== Available data ==
..............................
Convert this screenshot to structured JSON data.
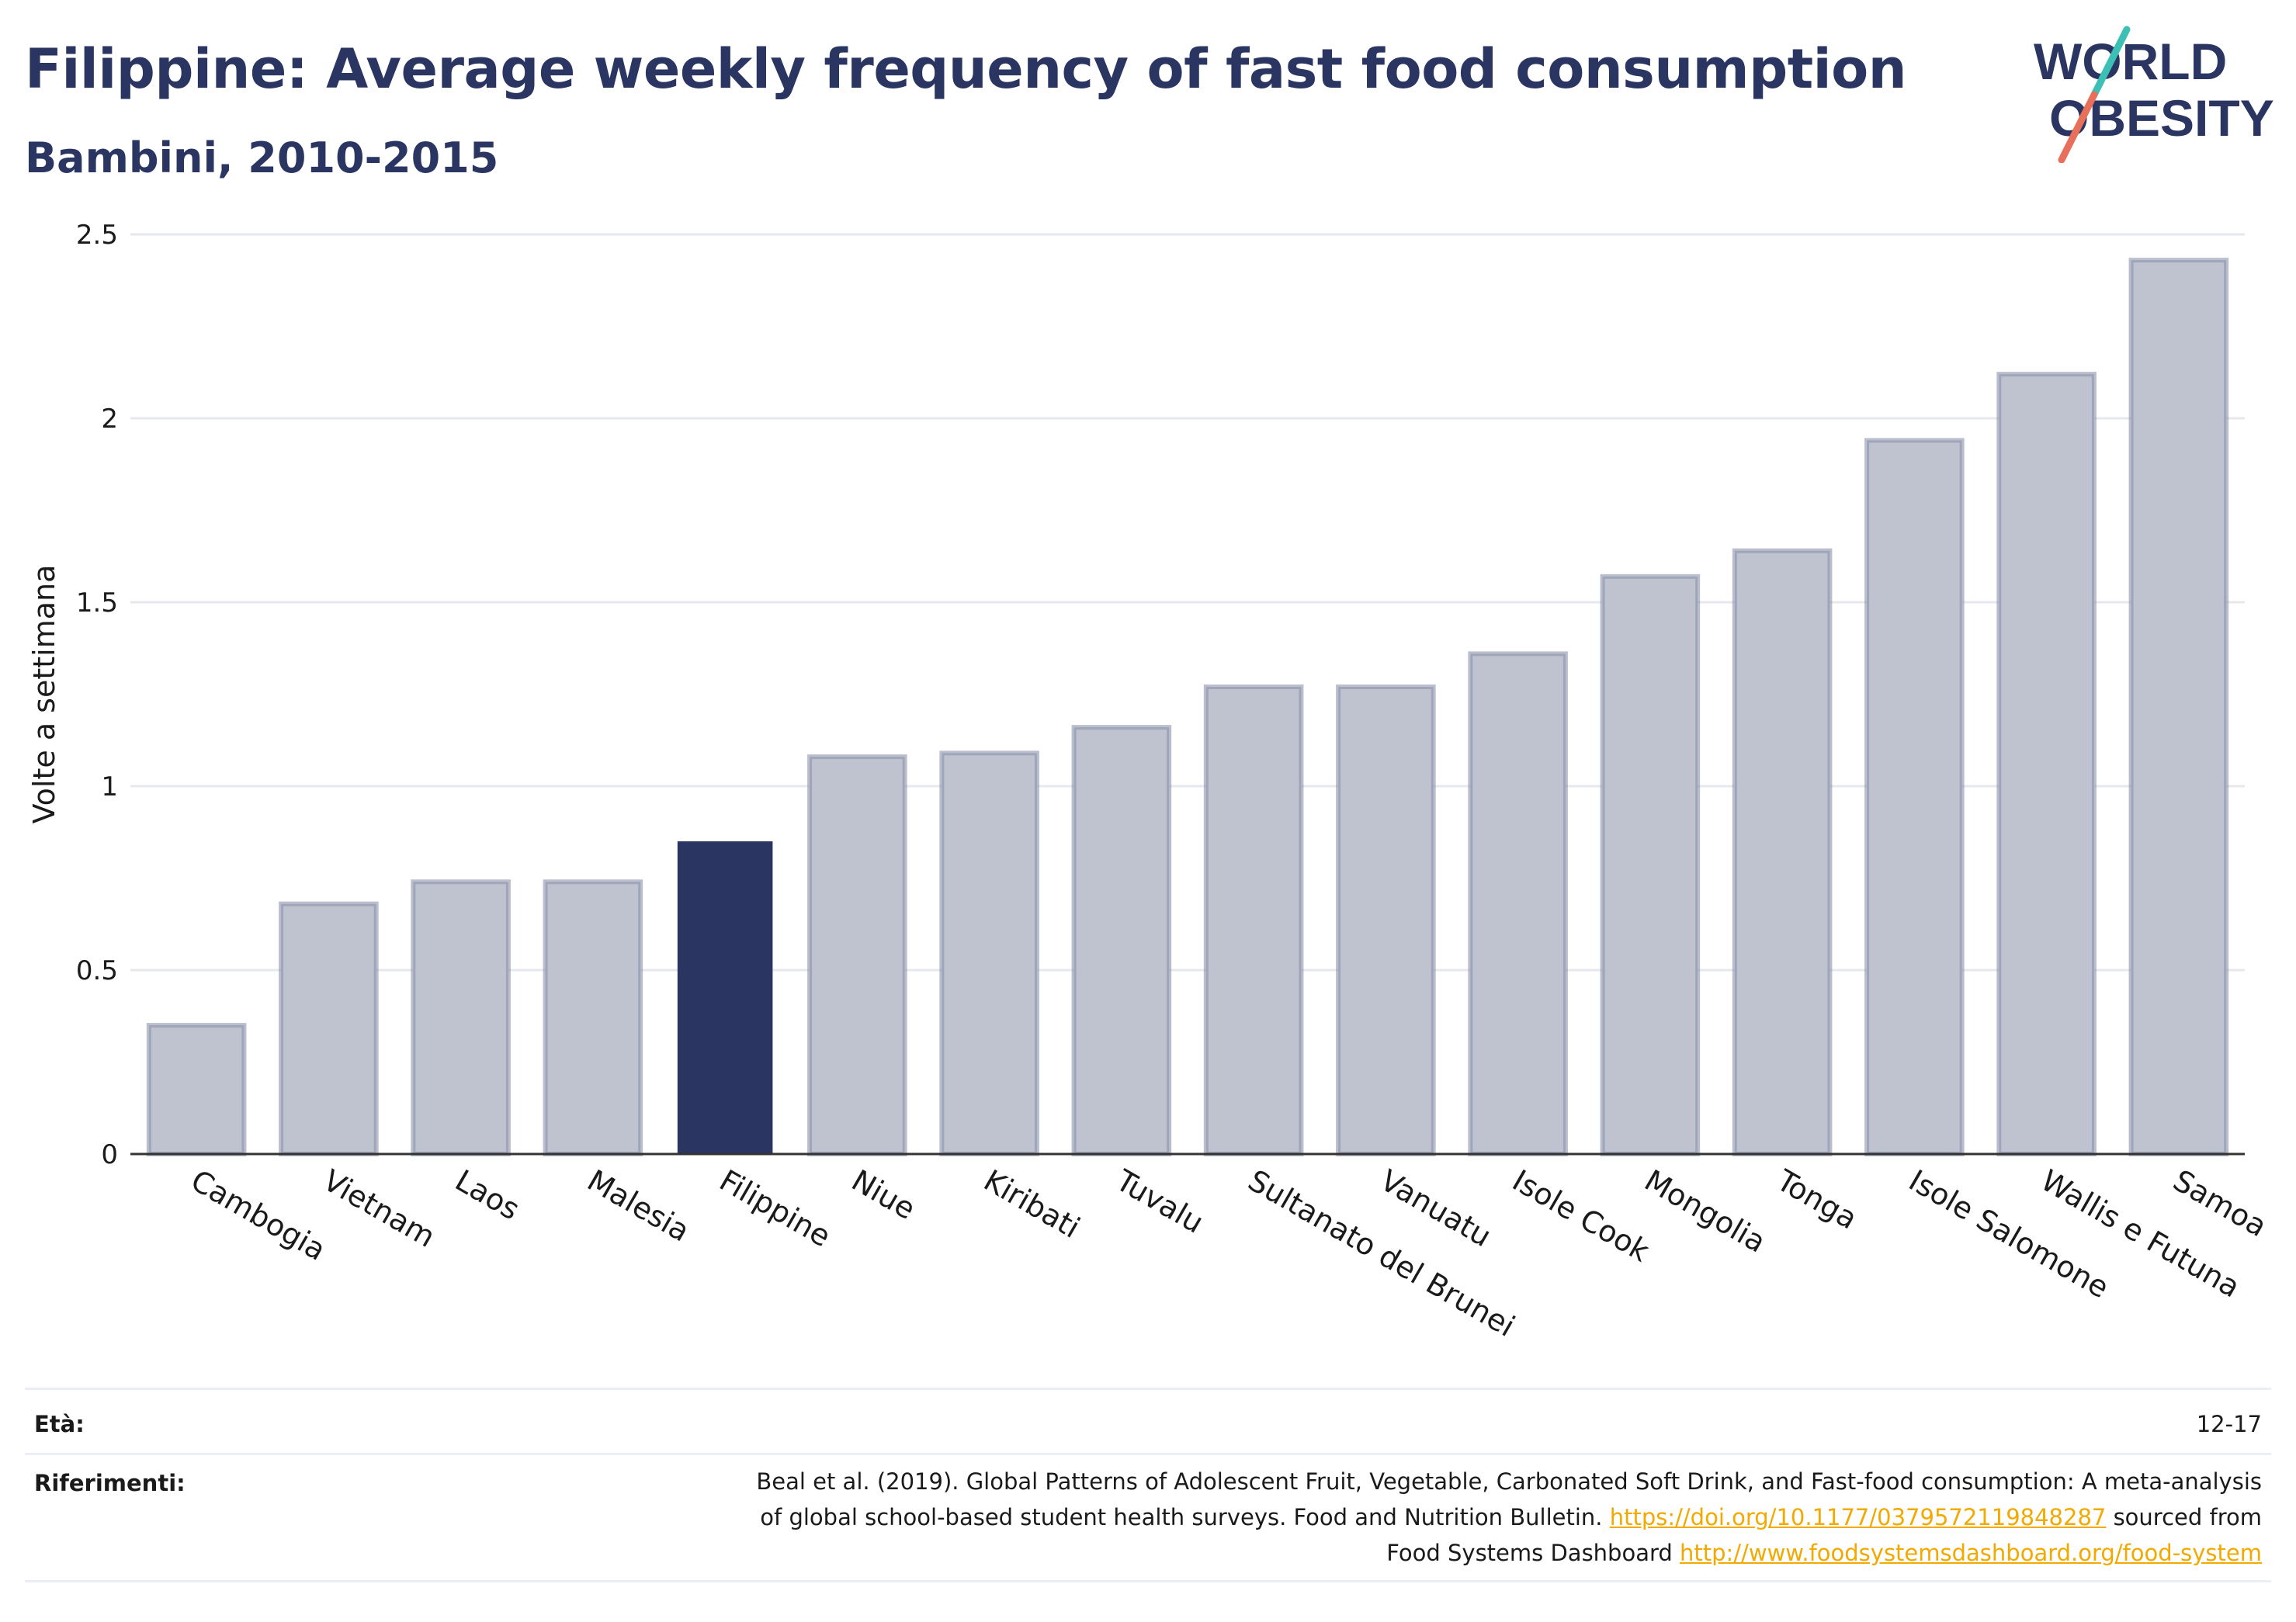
{
  "header": {
    "title": "Filippine: Average weekly frequency of fast food consumption",
    "subtitle": "Bambini, 2010-2015",
    "logo_text": [
      "WORLD",
      "OBESITY"
    ]
  },
  "colors": {
    "brand_navy": "#2a3561",
    "bar_default": "#bfc3d0",
    "bar_default_edge": "#8c93ab",
    "bar_highlight": "#2a3561",
    "logo_teal": "#3cbfb4",
    "logo_coral": "#e8705a",
    "link": "#f2a900"
  },
  "chart_data": {
    "type": "bar",
    "title": "Filippine: Average weekly frequency of fast food consumption",
    "subtitle": "Bambini, 2010-2015",
    "xlabel": "",
    "ylabel": "Volte a settimana",
    "ylim": [
      0,
      2.5
    ],
    "yticks": [
      0,
      0.5,
      1,
      1.5,
      2,
      2.5
    ],
    "ytick_labels": [
      "0",
      "0.5",
      "1",
      "1.5",
      "2",
      "2.5"
    ],
    "grid": true,
    "highlight": "Filippine",
    "categories": [
      "Cambogia",
      "Vietnam",
      "Laos",
      "Malesia",
      "Filippine",
      "Niue",
      "Kiribati",
      "Tuvalu",
      "Sultanato del Brunei",
      "Vanuatu",
      "Isole Cook",
      "Mongolia",
      "Tonga",
      "Isole Salomone",
      "Wallis e Futuna",
      "Samoa"
    ],
    "values": [
      0.35,
      0.68,
      0.74,
      0.74,
      0.85,
      1.08,
      1.09,
      1.16,
      1.27,
      1.27,
      1.36,
      1.57,
      1.64,
      1.94,
      2.12,
      2.43
    ]
  },
  "footer": {
    "age_label": "Età:",
    "age_value": "12-17",
    "refs_label": "Riferimenti:",
    "refs_line1": "Beal et al. (2019). Global Patterns of Adolescent Fruit, Vegetable, Carbonated Soft Drink, and Fast-food consumption: A meta-analysis",
    "refs_line2_text": "of global school-based student health surveys. Food and Nutrition Bulletin.",
    "refs_doi": "https://doi.org/10.1177/0379572119848287",
    "refs_line2_suffix": "sourced from",
    "refs_line3_text": "Food Systems Dashboard",
    "refs_url": "http://www.foodsystemsdashboard.org/food-system"
  }
}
..............................
== Exercise instructions ==
All of the data needs repeating exactly, but the pictures do not.

== Result of the exercise ==
Convert this screenshot to structured JSON data.
{
  "header": {
    "title": "Filippine: Average weekly frequency of fast food consumption",
    "subtitle": "Bambini, 2010-2015",
    "logo_text": [
      "WORLD",
      "OBESITY"
    ]
  },
  "colors": {
    "brand_navy": "#2a3561",
    "bar_default": "#bfc3d0",
    "bar_default_edge": "#8c93ab",
    "bar_highlight": "#2a3561",
    "logo_teal": "#3cbfb4",
    "logo_coral": "#e8705a",
    "link": "#f2a900"
  },
  "chart_data": {
    "type": "bar",
    "title": "Filippine: Average weekly frequency of fast food consumption",
    "subtitle": "Bambini, 2010-2015",
    "xlabel": "",
    "ylabel": "Volte a settimana",
    "ylim": [
      0,
      2.5
    ],
    "yticks": [
      0,
      0.5,
      1,
      1.5,
      2,
      2.5
    ],
    "ytick_labels": [
      "0",
      "0.5",
      "1",
      "1.5",
      "2",
      "2.5"
    ],
    "grid": true,
    "highlight": "Filippine",
    "categories": [
      "Cambogia",
      "Vietnam",
      "Laos",
      "Malesia",
      "Filippine",
      "Niue",
      "Kiribati",
      "Tuvalu",
      "Sultanato del Brunei",
      "Vanuatu",
      "Isole Cook",
      "Mongolia",
      "Tonga",
      "Isole Salomone",
      "Wallis e Futuna",
      "Samoa"
    ],
    "values": [
      0.35,
      0.68,
      0.74,
      0.74,
      0.85,
      1.08,
      1.09,
      1.16,
      1.27,
      1.27,
      1.36,
      1.57,
      1.64,
      1.94,
      2.12,
      2.43
    ]
  },
  "footer": {
    "age_label": "Età:",
    "age_value": "12-17",
    "refs_label": "Riferimenti:",
    "refs_line1": "Beal et al. (2019). Global Patterns of Adolescent Fruit, Vegetable, Carbonated Soft Drink, and Fast-food consumption: A meta-analysis",
    "refs_line2_text": "of global school-based student health surveys. Food and Nutrition Bulletin.",
    "refs_doi": "https://doi.org/10.1177/0379572119848287",
    "refs_line2_suffix": "sourced from",
    "refs_line3_text": "Food Systems Dashboard",
    "refs_url": "http://www.foodsystemsdashboard.org/food-system"
  }
}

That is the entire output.